Tasks:
[1] Translate this sentence from the zoning appeal text into Spanish: "I’m helping neighbours and the community association to continue the battle, and some have adopted my legal arguments."
[2] Revise the zoning appeal text from the words "However, the minor" through the words "my legal arguments.", putting "residents' association" wherever "community association" appears.

Source text:

The following are some particulars in this regard. [And so on…]
Within hours, the applicant (developer) had abandoned all his applications and suggested that the hearing was not necessary.
He implemented a plan B and is now building two single-unit homes on the two original lots. He has been respectful, responsible and responsive to the community in the on-going building process.
I responded that I was willing to proceed with the constitutional questions, which I argued were not moot.
Within days, the Board released its formal order that the applications are denied for the reason that the applicant advised he would not make submissions. The matter of the appeal is closed.
However, the minor variance provision of the Planning Act remains unconstitutional and continues to be misused. It is unlawfully a planning instrument that gives the tribunals virtually unlimited discretion. Also, the general bylaw must be changed.
I’m helping neighbours and the community association to continue the battle, and some have adopted my legal arguments.
Recently, zoning law procedures have been overhauled in Ontario. The Board has been replaced by a “Local Planning Appeal Tribunal”. But, unfortunately, the “minor variance” statute provision and the legal culture in Ontario have not changed. Appeals of minor variance decisions are run essentially the same way as before. I will witness the procedural differences soon. I hope that things have not been made worst for ordinary landowners and residents.

Supplied records:
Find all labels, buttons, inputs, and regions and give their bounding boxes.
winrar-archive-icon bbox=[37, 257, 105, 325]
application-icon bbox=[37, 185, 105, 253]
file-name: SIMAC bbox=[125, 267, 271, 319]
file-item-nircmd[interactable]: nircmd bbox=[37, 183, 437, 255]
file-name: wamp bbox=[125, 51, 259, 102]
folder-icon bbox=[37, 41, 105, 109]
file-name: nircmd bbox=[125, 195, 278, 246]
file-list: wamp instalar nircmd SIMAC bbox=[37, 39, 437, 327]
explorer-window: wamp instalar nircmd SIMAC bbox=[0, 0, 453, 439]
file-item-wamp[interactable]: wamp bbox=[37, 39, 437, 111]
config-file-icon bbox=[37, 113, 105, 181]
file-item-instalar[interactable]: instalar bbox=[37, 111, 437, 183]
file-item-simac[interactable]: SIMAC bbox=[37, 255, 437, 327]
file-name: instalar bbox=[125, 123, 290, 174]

Answer set:
[1] Estoy ayudando a los vecinos y a la asociación comunitaria a continuar la batalla, y algunos han adoptado mis argumentos legales.

[2]
However, the minor variance provision of the Planning Act remains unconstitutional and continues to be misused. It is unlawfully a planning instrument that gives the tribunals virtually unlimited discretion. Also, the general bylaw must be changed.
I’m helping neighbours and the residents' association to continue the battle, and some have adopted my legal arguments.